* _Data records_

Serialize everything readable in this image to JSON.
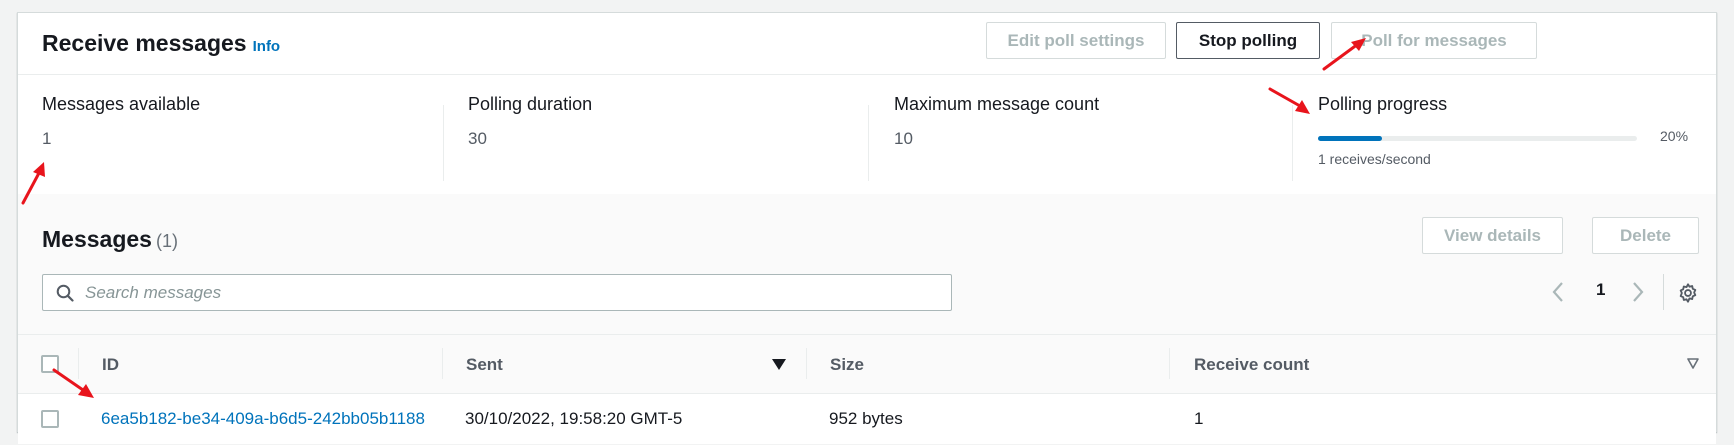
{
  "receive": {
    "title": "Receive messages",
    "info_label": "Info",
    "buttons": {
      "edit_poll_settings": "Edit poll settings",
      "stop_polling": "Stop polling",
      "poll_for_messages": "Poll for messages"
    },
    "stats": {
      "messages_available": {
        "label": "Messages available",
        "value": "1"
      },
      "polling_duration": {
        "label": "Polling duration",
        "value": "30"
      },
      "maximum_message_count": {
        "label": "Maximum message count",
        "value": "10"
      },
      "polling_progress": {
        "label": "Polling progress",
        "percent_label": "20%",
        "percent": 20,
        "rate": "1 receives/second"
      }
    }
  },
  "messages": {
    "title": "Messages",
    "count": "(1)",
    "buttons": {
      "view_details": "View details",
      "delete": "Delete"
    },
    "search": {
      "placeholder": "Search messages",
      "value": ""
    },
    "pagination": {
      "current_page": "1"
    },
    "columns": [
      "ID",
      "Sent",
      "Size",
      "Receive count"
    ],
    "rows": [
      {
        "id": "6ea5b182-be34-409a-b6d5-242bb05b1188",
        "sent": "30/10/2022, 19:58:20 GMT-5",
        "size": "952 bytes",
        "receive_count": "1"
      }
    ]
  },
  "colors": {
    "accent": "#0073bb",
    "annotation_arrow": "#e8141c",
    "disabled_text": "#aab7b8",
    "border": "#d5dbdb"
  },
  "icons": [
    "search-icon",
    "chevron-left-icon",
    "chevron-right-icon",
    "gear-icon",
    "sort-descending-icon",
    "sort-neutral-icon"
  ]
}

---

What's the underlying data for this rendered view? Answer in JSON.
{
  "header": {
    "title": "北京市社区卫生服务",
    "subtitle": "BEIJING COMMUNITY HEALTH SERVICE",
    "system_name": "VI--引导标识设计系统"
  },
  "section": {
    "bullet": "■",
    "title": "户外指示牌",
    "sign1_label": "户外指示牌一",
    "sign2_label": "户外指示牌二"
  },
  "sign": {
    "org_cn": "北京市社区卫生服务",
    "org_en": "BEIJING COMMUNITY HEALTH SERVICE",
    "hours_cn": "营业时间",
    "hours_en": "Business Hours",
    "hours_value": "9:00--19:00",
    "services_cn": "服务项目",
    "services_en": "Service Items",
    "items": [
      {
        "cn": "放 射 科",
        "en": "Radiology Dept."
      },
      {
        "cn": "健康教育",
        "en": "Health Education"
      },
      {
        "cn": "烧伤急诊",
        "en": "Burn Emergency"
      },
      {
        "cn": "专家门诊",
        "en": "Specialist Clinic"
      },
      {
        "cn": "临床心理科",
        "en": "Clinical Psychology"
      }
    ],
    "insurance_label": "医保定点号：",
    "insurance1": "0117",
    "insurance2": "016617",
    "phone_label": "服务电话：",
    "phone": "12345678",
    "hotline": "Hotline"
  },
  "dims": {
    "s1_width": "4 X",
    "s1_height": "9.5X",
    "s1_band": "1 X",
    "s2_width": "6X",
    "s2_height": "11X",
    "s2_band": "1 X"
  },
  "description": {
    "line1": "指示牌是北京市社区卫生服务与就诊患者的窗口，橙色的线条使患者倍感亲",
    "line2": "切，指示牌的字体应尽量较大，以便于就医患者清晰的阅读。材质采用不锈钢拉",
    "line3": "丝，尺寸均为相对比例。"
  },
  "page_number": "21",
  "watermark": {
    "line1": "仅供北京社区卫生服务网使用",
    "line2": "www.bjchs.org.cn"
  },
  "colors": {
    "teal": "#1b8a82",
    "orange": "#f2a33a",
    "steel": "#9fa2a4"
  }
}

* _What is being asked_
Extract, from the material above, each line holding the word "sort".

* _Solved problem_
    "sort-descending-icon",
    "sort-neutral-icon"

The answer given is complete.